━━━━━ DATA EXCERPTS ━━━━━

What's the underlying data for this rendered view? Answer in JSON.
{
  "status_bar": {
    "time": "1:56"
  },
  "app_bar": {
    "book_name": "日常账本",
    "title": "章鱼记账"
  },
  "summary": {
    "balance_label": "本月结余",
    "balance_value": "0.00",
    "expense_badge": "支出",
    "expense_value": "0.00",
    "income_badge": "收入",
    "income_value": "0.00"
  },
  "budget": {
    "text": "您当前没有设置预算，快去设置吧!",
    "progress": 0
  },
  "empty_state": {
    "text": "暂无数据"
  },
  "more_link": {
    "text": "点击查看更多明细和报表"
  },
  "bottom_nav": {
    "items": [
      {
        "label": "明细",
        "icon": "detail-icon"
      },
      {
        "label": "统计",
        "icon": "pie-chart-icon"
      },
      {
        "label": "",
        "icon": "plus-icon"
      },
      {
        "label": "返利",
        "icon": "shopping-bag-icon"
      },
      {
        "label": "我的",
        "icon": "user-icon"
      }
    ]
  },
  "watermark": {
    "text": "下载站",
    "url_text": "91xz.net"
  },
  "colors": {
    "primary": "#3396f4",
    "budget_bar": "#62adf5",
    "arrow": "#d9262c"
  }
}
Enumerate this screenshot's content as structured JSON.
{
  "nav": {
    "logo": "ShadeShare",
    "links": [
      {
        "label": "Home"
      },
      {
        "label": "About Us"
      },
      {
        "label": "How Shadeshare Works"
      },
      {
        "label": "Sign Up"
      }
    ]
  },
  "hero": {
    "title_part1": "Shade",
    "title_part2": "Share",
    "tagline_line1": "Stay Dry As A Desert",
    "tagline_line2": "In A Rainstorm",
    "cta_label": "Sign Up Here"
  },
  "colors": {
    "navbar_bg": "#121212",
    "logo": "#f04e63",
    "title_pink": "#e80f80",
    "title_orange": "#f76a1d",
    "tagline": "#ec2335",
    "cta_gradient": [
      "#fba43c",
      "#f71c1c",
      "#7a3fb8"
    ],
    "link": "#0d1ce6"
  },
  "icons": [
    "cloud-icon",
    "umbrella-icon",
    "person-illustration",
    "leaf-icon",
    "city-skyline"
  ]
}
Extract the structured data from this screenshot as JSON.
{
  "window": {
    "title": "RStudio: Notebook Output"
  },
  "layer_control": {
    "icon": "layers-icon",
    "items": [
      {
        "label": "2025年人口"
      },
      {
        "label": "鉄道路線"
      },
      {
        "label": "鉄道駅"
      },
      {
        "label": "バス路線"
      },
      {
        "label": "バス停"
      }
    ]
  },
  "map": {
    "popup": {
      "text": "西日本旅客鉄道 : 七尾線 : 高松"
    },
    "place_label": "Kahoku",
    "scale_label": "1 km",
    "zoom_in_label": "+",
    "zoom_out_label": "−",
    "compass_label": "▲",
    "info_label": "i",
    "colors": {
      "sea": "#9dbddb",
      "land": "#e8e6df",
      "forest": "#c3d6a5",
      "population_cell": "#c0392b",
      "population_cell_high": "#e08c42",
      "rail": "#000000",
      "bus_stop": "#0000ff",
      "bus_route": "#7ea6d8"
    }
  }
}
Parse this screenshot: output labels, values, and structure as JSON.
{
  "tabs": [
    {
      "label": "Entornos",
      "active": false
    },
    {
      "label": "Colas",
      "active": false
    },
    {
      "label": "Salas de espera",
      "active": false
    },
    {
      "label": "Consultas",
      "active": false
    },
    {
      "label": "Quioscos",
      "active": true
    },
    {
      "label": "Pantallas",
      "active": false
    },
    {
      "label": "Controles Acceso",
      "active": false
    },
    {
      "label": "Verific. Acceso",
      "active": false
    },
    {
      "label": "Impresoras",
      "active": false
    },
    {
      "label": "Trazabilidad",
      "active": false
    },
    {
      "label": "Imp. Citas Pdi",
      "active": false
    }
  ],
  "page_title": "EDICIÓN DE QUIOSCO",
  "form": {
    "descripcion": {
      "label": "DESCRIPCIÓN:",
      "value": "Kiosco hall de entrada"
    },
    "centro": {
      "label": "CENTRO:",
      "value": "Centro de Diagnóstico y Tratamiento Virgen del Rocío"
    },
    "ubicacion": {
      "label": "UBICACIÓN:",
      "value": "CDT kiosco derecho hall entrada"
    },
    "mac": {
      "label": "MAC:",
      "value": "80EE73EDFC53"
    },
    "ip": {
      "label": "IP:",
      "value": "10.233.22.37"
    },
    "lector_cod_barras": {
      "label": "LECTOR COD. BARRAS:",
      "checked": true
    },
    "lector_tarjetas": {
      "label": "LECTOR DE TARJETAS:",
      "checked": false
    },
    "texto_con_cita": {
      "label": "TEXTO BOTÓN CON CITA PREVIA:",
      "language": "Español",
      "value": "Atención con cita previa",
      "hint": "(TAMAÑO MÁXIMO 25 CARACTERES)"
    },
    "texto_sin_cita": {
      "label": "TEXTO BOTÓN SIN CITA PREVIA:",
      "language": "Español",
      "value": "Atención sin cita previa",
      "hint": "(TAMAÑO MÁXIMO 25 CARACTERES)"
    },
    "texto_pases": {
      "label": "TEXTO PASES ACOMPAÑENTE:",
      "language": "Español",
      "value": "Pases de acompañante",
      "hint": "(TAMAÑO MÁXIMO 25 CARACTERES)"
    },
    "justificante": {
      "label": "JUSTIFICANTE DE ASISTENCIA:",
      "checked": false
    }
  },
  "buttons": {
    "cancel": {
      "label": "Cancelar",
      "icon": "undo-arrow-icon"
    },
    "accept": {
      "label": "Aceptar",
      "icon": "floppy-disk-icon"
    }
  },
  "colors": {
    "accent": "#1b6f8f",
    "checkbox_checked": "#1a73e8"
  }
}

━━━━━

• WORK TO DO
Produce an exact copy of all the records.

• TASK RESULT
What's the underlying data for this rendered view? Answer in JSON.
{
  "status_bar": {
    "time": "1:56"
  },
  "app_bar": {
    "book_name": "日常账本",
    "title": "章鱼记账"
  },
  "summary": {
    "balance_label": "本月结余",
    "balance_value": "0.00",
    "expense_badge": "支出",
    "expense_value": "0.00",
    "income_badge": "收入",
    "income_value": "0.00"
  },
  "budget": {
    "text": "您当前没有设置预算，快去设置吧!",
    "progress": 0
  },
  "empty_state": {
    "text": "暂无数据"
  },
  "more_link": {
    "text": "点击查看更多明细和报表"
  },
  "bottom_nav": {
    "items": [
      {
        "label": "明细",
        "icon": "detail-icon"
      },
      {
        "label": "统计",
        "icon": "pie-chart-icon"
      },
      {
        "label": "",
        "icon": "plus-icon"
      },
      {
        "label": "返利",
        "icon": "shopping-bag-icon"
      },
      {
        "label": "我的",
        "icon": "user-icon"
      }
    ]
  },
  "watermark": {
    "text": "下载站",
    "url_text": "91xz.net"
  },
  "colors": {
    "primary": "#3396f4",
    "budget_bar": "#62adf5",
    "arrow": "#d9262c"
  }
}
Enumerate this screenshot's content as structured JSON.
{
  "nav": {
    "logo": "ShadeShare",
    "links": [
      {
        "label": "Home"
      },
      {
        "label": "About Us"
      },
      {
        "label": "How Shadeshare Works"
      },
      {
        "label": "Sign Up"
      }
    ]
  },
  "hero": {
    "title_part1": "Shade",
    "title_part2": "Share",
    "tagline_line1": "Stay Dry As A Desert",
    "tagline_line2": "In A Rainstorm",
    "cta_label": "Sign Up Here"
  },
  "colors": {
    "navbar_bg": "#121212",
    "logo": "#f04e63",
    "title_pink": "#e80f80",
    "title_orange": "#f76a1d",
    "tagline": "#ec2335",
    "cta_gradient": [
      "#fba43c",
      "#f71c1c",
      "#7a3fb8"
    ],
    "link": "#0d1ce6"
  },
  "icons": [
    "cloud-icon",
    "umbrella-icon",
    "person-illustration",
    "leaf-icon",
    "city-skyline"
  ]
}
Extract the structured data from this screenshot as JSON.
{
  "window": {
    "title": "RStudio: Notebook Output"
  },
  "layer_control": {
    "icon": "layers-icon",
    "items": [
      {
        "label": "2025年人口"
      },
      {
        "label": "鉄道路線"
      },
      {
        "label": "鉄道駅"
      },
      {
        "label": "バス路線"
      },
      {
        "label": "バス停"
      }
    ]
  },
  "map": {
    "popup": {
      "text": "西日本旅客鉄道 : 七尾線 : 高松"
    },
    "place_label": "Kahoku",
    "scale_label": "1 km",
    "zoom_in_label": "+",
    "zoom_out_label": "−",
    "compass_label": "▲",
    "info_label": "i",
    "colors": {
      "sea": "#9dbddb",
      "land": "#e8e6df",
      "forest": "#c3d6a5",
      "population_cell": "#c0392b",
      "population_cell_high": "#e08c42",
      "rail": "#000000",
      "bus_stop": "#0000ff",
      "bus_route": "#7ea6d8"
    }
  }
}
Parse this screenshot: output labels, values, and structure as JSON.
{
  "tabs": [
    {
      "label": "Entornos",
      "active": false
    },
    {
      "label": "Colas",
      "active": false
    },
    {
      "label": "Salas de espera",
      "active": false
    },
    {
      "label": "Consultas",
      "active": false
    },
    {
      "label": "Quioscos",
      "active": true
    },
    {
      "label": "Pantallas",
      "active": false
    },
    {
      "label": "Controles Acceso",
      "active": false
    },
    {
      "label": "Verific. Acceso",
      "active": false
    },
    {
      "label": "Impresoras",
      "active": false
    },
    {
      "label": "Trazabilidad",
      "active": false
    },
    {
      "label": "Imp. Citas Pdi",
      "active": false
    }
  ],
  "page_title": "EDICIÓN DE QUIOSCO",
  "form": {
    "descripcion": {
      "label": "DESCRIPCIÓN:",
      "value": "Kiosco hall de entrada"
    },
    "centro": {
      "label": "CENTRO:",
      "value": "Centro de Diagnóstico y Tratamiento Virgen del Rocío"
    },
    "ubicacion": {
      "label": "UBICACIÓN:",
      "value": "CDT kiosco derecho hall entrada"
    },
    "mac": {
      "label": "MAC:",
      "value": "80EE73EDFC53"
    },
    "ip": {
      "label": "IP:",
      "value": "10.233.22.37"
    },
    "lector_cod_barras": {
      "label": "LECTOR COD. BARRAS:",
      "checked": true
    },
    "lector_tarjetas": {
      "label": "LECTOR DE TARJETAS:",
      "checked": false
    },
    "texto_con_cita": {
      "label": "TEXTO BOTÓN CON CITA PREVIA:",
      "language": "Español",
      "value": "Atención con cita previa",
      "hint": "(TAMAÑO MÁXIMO 25 CARACTERES)"
    },
    "texto_sin_cita": {
      "label": "TEXTO BOTÓN SIN CITA PREVIA:",
      "language": "Español",
      "value": "Atención sin cita previa",
      "hint": "(TAMAÑO MÁXIMO 25 CARACTERES)"
    },
    "texto_pases": {
      "label": "TEXTO PASES ACOMPAÑENTE:",
      "language": "Español",
      "value": "Pases de acompañante",
      "hint": "(TAMAÑO MÁXIMO 25 CARACTERES)"
    },
    "justificante": {
      "label": "JUSTIFICANTE DE ASISTENCIA:",
      "checked": false
    }
  },
  "buttons": {
    "cancel": {
      "label": "Cancelar",
      "icon": "undo-arrow-icon"
    },
    "accept": {
      "label": "Aceptar",
      "icon": "floppy-disk-icon"
    }
  },
  "colors": {
    "accent": "#1b6f8f",
    "checkbox_checked": "#1a73e8"
  }
}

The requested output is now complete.